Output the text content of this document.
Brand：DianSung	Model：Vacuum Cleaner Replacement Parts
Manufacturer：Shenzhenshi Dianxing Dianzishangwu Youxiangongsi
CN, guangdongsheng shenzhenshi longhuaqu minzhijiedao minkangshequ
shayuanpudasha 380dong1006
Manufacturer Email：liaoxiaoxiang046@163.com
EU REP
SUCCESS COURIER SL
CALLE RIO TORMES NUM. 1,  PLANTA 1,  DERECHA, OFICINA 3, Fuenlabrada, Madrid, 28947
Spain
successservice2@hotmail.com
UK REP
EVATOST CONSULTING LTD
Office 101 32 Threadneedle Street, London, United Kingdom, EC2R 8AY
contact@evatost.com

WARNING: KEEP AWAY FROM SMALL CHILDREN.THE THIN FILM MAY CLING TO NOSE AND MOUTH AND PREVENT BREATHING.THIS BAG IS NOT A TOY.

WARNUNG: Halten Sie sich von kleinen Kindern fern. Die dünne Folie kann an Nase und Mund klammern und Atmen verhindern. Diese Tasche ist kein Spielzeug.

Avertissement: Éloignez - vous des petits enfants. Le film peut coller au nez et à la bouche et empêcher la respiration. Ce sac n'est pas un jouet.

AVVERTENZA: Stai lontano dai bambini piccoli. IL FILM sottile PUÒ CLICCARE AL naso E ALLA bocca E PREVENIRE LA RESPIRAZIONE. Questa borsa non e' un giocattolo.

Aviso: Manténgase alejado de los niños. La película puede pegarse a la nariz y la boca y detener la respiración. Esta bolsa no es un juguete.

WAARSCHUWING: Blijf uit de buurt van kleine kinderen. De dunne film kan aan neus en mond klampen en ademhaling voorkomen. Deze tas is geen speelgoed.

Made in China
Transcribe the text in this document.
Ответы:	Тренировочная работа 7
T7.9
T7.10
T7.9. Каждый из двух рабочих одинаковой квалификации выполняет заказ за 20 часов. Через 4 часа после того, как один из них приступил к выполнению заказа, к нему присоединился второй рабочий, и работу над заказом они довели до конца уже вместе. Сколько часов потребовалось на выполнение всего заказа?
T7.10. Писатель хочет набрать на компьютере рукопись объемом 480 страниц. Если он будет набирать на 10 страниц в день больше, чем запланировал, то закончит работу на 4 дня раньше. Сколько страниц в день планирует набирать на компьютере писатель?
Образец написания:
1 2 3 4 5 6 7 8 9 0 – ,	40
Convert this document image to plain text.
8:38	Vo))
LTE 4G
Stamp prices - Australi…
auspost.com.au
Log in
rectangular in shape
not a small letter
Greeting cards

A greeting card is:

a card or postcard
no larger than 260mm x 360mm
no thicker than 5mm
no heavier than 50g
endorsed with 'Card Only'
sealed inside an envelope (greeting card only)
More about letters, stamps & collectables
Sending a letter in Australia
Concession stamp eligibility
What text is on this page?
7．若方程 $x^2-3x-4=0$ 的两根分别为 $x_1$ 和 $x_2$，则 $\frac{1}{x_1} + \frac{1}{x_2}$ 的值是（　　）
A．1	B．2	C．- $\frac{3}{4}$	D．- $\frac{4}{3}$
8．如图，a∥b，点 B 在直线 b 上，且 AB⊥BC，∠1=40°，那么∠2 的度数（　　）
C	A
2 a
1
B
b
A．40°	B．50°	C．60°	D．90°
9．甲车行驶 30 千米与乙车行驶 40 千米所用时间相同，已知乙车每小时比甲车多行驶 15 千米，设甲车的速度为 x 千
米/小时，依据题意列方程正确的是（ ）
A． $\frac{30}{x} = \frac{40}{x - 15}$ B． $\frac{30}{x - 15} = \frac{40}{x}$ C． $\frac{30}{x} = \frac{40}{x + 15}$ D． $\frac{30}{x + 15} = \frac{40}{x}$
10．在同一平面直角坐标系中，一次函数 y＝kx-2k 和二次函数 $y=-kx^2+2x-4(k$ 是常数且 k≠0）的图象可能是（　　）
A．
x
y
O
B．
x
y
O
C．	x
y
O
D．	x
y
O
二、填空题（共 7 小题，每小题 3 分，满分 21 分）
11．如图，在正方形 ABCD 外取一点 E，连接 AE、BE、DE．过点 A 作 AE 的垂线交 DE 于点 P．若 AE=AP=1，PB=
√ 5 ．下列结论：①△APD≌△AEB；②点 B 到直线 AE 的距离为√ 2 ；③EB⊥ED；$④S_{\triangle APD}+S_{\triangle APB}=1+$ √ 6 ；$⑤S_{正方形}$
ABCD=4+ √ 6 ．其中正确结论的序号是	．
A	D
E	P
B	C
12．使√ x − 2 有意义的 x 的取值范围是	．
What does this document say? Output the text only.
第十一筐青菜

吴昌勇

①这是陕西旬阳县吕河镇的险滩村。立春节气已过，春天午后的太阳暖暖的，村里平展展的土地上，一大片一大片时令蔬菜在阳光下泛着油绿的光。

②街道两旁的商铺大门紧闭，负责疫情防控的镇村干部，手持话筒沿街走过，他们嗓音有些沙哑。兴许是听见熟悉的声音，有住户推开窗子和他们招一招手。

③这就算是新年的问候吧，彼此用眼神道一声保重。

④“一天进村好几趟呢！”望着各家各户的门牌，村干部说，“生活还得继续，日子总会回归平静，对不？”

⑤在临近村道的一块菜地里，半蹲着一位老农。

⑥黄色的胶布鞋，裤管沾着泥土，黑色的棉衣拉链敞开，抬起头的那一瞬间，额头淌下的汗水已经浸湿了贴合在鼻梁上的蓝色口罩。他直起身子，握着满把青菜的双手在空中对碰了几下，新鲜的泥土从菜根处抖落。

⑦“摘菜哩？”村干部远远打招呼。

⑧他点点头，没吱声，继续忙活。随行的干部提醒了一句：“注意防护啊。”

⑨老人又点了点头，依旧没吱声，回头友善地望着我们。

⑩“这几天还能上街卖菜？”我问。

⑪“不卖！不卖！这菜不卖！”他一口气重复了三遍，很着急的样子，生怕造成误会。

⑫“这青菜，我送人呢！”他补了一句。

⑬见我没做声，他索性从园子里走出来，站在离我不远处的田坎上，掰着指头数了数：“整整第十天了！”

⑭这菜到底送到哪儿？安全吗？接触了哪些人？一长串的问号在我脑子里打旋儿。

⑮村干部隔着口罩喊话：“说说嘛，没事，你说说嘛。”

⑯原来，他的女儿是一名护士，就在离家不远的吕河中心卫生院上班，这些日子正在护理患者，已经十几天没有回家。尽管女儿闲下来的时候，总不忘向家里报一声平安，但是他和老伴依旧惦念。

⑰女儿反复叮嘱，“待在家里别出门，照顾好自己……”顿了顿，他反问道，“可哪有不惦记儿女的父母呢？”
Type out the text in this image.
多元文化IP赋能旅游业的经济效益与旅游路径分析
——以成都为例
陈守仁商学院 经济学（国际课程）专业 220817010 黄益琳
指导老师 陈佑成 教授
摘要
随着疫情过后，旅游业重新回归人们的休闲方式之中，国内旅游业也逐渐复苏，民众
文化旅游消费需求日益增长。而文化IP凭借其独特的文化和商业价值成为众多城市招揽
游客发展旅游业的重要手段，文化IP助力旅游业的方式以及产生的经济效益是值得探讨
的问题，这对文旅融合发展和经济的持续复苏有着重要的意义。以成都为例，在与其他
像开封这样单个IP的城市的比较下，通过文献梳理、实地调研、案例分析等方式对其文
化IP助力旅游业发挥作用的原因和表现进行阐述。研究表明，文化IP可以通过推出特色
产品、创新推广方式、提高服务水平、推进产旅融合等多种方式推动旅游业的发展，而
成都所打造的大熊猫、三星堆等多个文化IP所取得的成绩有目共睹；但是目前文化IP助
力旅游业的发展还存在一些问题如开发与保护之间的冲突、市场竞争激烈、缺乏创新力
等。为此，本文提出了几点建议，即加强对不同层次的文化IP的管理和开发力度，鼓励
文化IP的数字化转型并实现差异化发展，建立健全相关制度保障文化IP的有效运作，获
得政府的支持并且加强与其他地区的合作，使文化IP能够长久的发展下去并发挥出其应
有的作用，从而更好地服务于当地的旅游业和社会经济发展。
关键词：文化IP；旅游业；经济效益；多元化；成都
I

▶ [Required task]:
Repeat exactly the lines from the one containing "Type out the text in this image." through the last line of the records above, both included, and nothing else.

▶ [Response]:
Type out the text in this image.
多元文化IP赋能旅游业的经济效益与旅游路径分析
——以成都为例
陈守仁商学院 经济学（国际课程）专业 220817010 黄益琳
指导老师 陈佑成 教授
摘要
随着疫情过后，旅游业重新回归人们的休闲方式之中，国内旅游业也逐渐复苏，民众
文化旅游消费需求日益增长。而文化IP凭借其独特的文化和商业价值成为众多城市招揽
游客发展旅游业的重要手段，文化IP助力旅游业的方式以及产生的经济效益是值得探讨
的问题，这对文旅融合发展和经济的持续复苏有着重要的意义。以成都为例，在与其他
像开封这样单个IP的城市的比较下，通过文献梳理、实地调研、案例分析等方式对其文
化IP助力旅游业发挥作用的原因和表现进行阐述。研究表明，文化IP可以通过推出特色
产品、创新推广方式、提高服务水平、推进产旅融合等多种方式推动旅游业的发展，而
成都所打造的大熊猫、三星堆等多个文化IP所取得的成绩有目共睹；但是目前文化IP助
力旅游业的发展还存在一些问题如开发与保护之间的冲突、市场竞争激烈、缺乏创新力
等。为此，本文提出了几点建议，即加强对不同层次的文化IP的管理和开发力度，鼓励
文化IP的数字化转型并实现差异化发展，建立健全相关制度保障文化IP的有效运作，获
得政府的支持并且加强与其他地区的合作，使文化IP能够长久的发展下去并发挥出其应
有的作用，从而更好地服务于当地的旅游业和社会经济发展。
关键词：文化IP；旅游业；经济效益；多元化；成都
I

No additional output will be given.